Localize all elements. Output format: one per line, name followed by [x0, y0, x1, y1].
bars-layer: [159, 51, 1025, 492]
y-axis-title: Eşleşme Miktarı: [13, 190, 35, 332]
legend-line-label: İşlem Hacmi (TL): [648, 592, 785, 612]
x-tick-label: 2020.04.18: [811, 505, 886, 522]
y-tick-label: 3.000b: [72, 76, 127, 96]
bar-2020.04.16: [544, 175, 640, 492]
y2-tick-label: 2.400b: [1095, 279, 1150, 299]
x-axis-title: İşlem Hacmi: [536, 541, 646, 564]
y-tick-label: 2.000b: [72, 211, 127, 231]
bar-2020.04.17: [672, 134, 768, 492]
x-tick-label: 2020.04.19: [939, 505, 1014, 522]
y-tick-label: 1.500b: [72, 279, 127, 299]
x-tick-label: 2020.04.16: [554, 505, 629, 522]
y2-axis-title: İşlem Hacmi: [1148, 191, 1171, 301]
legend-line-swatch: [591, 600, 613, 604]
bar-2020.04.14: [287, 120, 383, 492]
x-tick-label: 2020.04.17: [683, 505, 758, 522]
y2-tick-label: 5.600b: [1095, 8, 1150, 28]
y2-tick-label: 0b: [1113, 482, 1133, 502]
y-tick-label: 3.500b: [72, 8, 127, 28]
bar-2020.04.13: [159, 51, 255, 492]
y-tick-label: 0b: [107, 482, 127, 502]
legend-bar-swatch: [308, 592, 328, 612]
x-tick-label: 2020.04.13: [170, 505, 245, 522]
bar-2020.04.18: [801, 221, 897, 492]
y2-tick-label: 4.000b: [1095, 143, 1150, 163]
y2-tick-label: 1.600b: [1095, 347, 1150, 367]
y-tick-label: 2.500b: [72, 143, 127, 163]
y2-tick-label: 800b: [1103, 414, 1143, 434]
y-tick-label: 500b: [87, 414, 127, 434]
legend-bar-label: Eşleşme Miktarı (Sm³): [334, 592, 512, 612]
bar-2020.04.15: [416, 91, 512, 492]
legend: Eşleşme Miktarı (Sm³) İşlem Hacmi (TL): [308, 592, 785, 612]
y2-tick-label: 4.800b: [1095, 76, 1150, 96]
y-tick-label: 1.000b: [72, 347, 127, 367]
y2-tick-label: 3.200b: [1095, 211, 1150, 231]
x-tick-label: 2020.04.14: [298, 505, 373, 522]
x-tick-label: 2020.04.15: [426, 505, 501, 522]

Problem to solve = Reproduce every line of the records above character for character, keeping their original order.

Result of the task =
Localize all elements. Output format: one per line, name followed by [x0, y0, x1, y1].
bars-layer: [159, 51, 1025, 492]
y-axis-title: Eşleşme Miktarı: [13, 190, 35, 332]
legend-line-label: İşlem Hacmi (TL): [648, 592, 785, 612]
x-tick-label: 2020.04.18: [811, 505, 886, 522]
y-tick-label: 3.000b: [72, 76, 127, 96]
bar-2020.04.16: [544, 175, 640, 492]
y2-tick-label: 2.400b: [1095, 279, 1150, 299]
x-axis-title: İşlem Hacmi: [536, 541, 646, 564]
y-tick-label: 2.000b: [72, 211, 127, 231]
bar-2020.04.17: [672, 134, 768, 492]
x-tick-label: 2020.04.19: [939, 505, 1014, 522]
y-tick-label: 1.500b: [72, 279, 127, 299]
x-tick-label: 2020.04.16: [554, 505, 629, 522]
y2-axis-title: İşlem Hacmi: [1148, 191, 1171, 301]
legend-line-swatch: [591, 600, 613, 604]
bar-2020.04.14: [287, 120, 383, 492]
x-tick-label: 2020.04.17: [683, 505, 758, 522]
y2-tick-label: 5.600b: [1095, 8, 1150, 28]
y2-tick-label: 0b: [1113, 482, 1133, 502]
y-tick-label: 3.500b: [72, 8, 127, 28]
bar-2020.04.13: [159, 51, 255, 492]
y-tick-label: 0b: [107, 482, 127, 502]
legend-bar-swatch: [308, 592, 328, 612]
x-tick-label: 2020.04.13: [170, 505, 245, 522]
bar-2020.04.18: [801, 221, 897, 492]
y2-tick-label: 4.000b: [1095, 143, 1150, 163]
y2-tick-label: 1.600b: [1095, 347, 1150, 367]
y-tick-label: 2.500b: [72, 143, 127, 163]
y2-tick-label: 800b: [1103, 414, 1143, 434]
y-tick-label: 500b: [87, 414, 127, 434]
legend-bar-label: Eşleşme Miktarı (Sm³): [334, 592, 512, 612]
bar-2020.04.15: [416, 91, 512, 492]
legend: Eşleşme Miktarı (Sm³) İşlem Hacmi (TL): [308, 592, 785, 612]
y2-tick-label: 4.800b: [1095, 76, 1150, 96]
y-tick-label: 1.000b: [72, 347, 127, 367]
y2-tick-label: 3.200b: [1095, 211, 1150, 231]
x-tick-label: 2020.04.14: [298, 505, 373, 522]
x-tick-label: 2020.04.15: [426, 505, 501, 522]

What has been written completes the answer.